Source records
START

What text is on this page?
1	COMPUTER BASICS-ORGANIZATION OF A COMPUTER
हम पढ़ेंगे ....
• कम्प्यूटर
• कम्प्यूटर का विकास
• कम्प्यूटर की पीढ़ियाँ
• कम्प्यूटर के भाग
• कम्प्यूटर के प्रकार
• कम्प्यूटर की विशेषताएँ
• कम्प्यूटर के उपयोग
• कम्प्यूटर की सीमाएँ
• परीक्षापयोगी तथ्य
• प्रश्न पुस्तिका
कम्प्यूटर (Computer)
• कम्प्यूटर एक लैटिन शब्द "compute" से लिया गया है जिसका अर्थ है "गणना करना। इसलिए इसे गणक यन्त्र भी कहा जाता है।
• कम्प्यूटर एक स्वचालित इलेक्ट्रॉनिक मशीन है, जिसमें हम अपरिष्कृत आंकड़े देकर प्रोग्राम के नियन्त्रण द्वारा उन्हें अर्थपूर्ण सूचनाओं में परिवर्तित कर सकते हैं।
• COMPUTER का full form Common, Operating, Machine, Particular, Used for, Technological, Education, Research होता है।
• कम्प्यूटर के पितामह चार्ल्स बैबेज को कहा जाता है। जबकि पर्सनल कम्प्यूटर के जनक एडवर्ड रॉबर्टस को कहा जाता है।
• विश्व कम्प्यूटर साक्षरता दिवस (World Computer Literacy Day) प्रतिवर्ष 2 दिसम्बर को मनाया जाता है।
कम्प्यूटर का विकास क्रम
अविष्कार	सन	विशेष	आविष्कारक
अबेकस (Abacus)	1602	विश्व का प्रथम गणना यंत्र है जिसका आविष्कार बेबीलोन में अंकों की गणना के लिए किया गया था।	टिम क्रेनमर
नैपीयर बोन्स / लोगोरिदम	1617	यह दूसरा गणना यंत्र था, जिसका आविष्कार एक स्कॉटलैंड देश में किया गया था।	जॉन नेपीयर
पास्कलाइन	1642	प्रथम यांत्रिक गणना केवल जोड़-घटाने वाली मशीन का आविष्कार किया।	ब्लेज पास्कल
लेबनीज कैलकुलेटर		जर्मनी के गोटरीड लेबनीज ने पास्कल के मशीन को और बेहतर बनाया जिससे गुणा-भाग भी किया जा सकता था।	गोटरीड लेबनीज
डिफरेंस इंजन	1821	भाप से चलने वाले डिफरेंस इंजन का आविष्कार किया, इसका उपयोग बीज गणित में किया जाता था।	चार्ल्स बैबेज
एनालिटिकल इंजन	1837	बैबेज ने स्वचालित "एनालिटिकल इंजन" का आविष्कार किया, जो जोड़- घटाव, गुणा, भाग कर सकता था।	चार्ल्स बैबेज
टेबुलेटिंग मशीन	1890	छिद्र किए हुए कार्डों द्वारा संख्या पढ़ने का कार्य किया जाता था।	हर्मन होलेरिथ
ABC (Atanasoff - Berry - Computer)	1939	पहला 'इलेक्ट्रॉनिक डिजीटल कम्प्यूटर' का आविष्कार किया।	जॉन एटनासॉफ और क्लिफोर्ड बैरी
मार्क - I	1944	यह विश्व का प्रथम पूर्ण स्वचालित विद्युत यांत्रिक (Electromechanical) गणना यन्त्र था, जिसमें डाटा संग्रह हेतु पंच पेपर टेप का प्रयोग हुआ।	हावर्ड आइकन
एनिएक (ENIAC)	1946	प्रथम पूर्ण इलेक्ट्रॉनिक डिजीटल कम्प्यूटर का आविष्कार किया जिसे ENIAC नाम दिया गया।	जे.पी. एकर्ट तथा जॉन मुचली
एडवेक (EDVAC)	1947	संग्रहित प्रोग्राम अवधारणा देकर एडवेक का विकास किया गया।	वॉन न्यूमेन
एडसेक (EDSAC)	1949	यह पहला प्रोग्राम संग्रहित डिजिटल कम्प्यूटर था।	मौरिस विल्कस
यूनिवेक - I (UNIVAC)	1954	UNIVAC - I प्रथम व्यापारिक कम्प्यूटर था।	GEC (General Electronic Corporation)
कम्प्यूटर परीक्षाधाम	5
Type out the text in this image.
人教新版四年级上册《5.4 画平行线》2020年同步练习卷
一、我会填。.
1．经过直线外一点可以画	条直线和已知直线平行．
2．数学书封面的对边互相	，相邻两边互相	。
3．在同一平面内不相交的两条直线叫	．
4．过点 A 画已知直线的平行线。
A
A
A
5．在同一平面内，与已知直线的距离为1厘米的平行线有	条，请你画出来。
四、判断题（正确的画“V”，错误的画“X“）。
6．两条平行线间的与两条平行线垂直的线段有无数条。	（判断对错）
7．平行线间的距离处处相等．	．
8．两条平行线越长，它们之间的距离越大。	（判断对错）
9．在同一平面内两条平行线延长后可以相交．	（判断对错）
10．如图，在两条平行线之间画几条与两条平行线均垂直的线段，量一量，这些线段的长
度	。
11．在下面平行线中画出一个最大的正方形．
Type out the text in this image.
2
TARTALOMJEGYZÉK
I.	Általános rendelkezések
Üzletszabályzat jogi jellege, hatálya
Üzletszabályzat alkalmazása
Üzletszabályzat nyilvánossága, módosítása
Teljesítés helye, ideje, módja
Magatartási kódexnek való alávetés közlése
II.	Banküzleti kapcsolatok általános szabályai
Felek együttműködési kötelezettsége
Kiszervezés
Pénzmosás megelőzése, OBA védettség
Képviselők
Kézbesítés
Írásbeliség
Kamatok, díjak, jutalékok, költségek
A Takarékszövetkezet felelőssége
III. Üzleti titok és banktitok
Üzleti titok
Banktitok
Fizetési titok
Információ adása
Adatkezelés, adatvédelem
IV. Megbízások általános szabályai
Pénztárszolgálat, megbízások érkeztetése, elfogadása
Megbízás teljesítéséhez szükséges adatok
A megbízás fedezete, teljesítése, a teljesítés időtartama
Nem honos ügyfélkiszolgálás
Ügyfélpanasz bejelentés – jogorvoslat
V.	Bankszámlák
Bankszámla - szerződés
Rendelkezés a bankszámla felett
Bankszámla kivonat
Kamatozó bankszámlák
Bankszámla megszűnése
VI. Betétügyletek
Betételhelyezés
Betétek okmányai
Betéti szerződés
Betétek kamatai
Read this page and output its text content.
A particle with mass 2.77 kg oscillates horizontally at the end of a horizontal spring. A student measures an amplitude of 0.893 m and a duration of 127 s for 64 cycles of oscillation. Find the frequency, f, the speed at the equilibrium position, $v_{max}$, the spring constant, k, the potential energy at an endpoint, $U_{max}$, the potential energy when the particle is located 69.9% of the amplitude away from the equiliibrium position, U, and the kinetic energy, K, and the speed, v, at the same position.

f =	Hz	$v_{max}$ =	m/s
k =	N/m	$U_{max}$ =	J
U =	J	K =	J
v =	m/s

END

▶ **Exercise instructions**: Pick out, from the lines above, every one that contains the string "this".

▶ **Answer below**:
What text is on this page?
Type out the text in this image.
Type out the text in this image.
Read this page and output its text content.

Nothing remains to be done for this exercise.